**GIVEN ENTRIES:**

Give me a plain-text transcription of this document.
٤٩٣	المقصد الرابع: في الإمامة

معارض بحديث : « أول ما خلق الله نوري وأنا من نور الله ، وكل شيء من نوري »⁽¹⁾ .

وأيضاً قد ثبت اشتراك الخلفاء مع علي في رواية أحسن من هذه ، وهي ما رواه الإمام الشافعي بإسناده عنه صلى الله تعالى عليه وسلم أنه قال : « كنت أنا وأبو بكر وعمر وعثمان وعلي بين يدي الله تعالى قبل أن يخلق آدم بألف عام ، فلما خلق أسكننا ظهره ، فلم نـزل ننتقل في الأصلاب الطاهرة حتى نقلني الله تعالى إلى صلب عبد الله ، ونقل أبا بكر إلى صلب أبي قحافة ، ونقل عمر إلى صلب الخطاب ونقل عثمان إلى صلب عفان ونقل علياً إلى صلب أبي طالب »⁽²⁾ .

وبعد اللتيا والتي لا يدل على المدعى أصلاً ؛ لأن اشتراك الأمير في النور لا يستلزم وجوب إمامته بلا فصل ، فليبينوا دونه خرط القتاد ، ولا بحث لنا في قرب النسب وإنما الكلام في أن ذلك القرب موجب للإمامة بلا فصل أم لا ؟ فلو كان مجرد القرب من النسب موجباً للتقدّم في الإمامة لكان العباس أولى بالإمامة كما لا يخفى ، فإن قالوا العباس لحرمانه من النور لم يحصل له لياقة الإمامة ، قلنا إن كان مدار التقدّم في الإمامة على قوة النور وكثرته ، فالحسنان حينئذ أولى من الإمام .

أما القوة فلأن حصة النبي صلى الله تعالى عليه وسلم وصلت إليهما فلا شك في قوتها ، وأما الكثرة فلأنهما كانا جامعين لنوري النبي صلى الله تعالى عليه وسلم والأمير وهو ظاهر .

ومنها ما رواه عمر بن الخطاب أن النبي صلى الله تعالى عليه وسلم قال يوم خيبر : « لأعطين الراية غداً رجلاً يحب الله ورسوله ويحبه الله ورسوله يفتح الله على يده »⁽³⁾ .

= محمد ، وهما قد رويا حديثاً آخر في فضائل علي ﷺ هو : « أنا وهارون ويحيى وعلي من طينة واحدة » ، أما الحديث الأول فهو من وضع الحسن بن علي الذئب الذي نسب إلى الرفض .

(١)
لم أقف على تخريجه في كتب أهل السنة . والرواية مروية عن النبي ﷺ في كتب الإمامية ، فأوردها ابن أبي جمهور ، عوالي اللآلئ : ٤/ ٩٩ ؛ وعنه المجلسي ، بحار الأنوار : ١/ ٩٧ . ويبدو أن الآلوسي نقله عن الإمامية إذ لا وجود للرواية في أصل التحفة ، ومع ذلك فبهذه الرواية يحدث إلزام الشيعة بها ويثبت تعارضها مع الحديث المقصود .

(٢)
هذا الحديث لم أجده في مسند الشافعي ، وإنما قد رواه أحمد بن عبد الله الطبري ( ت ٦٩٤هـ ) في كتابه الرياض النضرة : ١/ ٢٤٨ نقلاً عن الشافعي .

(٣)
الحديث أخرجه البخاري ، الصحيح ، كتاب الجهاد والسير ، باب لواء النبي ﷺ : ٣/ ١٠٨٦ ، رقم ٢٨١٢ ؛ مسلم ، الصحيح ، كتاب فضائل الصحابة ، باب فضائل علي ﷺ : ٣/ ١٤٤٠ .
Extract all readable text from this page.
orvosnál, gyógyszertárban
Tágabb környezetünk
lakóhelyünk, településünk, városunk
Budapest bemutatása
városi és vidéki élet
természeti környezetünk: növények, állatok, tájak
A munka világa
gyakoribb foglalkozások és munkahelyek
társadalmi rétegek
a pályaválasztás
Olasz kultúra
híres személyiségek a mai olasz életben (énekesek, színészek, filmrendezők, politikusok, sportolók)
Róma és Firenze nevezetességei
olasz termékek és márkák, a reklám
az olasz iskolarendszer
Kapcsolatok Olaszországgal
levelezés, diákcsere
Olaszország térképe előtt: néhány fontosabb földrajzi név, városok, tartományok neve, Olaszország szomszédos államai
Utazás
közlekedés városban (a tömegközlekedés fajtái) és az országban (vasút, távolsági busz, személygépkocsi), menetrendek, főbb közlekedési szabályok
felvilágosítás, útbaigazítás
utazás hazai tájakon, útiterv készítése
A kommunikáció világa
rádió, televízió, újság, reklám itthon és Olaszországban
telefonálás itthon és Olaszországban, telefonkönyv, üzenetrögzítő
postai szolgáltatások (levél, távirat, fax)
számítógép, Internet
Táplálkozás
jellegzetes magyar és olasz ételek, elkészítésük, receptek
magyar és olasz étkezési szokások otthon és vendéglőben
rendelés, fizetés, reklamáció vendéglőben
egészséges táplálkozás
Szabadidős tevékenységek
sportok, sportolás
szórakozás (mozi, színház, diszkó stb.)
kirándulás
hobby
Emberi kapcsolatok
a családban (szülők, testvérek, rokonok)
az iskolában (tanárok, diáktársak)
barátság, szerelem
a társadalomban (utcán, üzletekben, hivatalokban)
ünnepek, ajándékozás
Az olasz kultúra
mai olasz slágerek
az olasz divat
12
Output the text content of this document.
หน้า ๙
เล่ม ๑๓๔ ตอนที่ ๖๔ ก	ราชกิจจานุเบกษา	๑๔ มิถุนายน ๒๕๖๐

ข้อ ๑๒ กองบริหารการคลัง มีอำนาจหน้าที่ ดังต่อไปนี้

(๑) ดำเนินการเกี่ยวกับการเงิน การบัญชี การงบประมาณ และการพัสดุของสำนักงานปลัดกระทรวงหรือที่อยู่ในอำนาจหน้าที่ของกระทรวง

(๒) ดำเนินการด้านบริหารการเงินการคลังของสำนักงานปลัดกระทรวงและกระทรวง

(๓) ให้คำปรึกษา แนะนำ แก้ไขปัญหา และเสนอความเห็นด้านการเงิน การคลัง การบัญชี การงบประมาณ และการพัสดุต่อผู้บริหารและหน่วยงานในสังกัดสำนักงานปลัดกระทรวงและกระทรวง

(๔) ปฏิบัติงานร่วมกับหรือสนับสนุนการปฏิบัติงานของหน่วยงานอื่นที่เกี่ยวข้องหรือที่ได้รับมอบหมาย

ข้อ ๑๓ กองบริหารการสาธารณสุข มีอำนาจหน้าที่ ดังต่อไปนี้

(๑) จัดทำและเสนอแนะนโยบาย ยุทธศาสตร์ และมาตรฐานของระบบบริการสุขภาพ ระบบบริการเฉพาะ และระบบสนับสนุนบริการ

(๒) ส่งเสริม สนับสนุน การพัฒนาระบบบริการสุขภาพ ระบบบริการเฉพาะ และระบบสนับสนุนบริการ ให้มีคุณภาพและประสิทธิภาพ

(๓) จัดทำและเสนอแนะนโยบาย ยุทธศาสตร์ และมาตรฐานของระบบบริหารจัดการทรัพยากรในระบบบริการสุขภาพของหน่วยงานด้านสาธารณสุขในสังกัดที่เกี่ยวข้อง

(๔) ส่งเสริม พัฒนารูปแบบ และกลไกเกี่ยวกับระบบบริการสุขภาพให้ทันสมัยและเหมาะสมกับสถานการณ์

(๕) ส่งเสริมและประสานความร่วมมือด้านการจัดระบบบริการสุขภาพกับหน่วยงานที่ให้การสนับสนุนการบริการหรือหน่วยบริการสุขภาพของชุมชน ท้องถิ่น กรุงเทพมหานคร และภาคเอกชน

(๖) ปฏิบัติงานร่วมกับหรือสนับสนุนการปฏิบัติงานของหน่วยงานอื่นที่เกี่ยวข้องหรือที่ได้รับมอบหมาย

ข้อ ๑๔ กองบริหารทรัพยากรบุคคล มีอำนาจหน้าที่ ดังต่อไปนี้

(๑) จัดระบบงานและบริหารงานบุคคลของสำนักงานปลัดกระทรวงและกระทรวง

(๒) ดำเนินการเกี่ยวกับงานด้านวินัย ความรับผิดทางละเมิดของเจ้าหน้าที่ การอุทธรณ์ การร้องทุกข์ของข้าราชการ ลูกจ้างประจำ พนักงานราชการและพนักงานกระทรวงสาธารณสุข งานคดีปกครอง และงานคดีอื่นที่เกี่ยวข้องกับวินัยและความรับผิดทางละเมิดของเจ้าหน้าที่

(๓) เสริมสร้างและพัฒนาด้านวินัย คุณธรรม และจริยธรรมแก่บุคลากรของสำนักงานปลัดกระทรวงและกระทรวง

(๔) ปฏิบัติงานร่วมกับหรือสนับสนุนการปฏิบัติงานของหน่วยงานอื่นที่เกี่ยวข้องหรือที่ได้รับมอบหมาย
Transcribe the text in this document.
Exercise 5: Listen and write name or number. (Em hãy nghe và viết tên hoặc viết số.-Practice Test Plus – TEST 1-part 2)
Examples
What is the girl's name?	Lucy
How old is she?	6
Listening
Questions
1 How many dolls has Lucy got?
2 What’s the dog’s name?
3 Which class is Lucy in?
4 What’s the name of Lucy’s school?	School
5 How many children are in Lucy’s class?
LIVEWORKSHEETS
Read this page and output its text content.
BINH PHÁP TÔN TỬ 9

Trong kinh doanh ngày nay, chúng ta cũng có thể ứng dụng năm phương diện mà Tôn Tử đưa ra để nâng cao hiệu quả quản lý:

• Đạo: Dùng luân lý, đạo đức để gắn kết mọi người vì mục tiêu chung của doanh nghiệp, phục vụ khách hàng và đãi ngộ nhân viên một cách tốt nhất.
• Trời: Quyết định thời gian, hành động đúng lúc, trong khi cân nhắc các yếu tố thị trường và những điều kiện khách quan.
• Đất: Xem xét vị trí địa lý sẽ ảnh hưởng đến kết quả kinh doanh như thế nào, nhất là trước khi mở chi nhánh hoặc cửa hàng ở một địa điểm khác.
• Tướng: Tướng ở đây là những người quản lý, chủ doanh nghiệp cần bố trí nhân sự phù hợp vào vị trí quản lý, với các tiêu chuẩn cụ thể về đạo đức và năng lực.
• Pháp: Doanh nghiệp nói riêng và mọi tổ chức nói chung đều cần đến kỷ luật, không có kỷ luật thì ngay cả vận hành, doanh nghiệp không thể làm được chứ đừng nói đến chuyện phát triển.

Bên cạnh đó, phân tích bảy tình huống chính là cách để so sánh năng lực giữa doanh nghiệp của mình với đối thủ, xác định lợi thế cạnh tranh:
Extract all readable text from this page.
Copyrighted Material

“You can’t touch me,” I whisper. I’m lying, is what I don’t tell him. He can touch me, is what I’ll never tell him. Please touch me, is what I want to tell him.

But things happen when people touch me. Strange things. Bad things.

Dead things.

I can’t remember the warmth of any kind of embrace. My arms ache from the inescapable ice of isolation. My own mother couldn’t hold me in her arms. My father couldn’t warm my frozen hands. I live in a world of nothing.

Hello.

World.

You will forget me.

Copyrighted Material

**AIM:** Pull every line containing "környezetünk" out of the records.

**SOLUTION:**
Tágabb környezetünk
természeti környezetünk: növények, állatok, tájak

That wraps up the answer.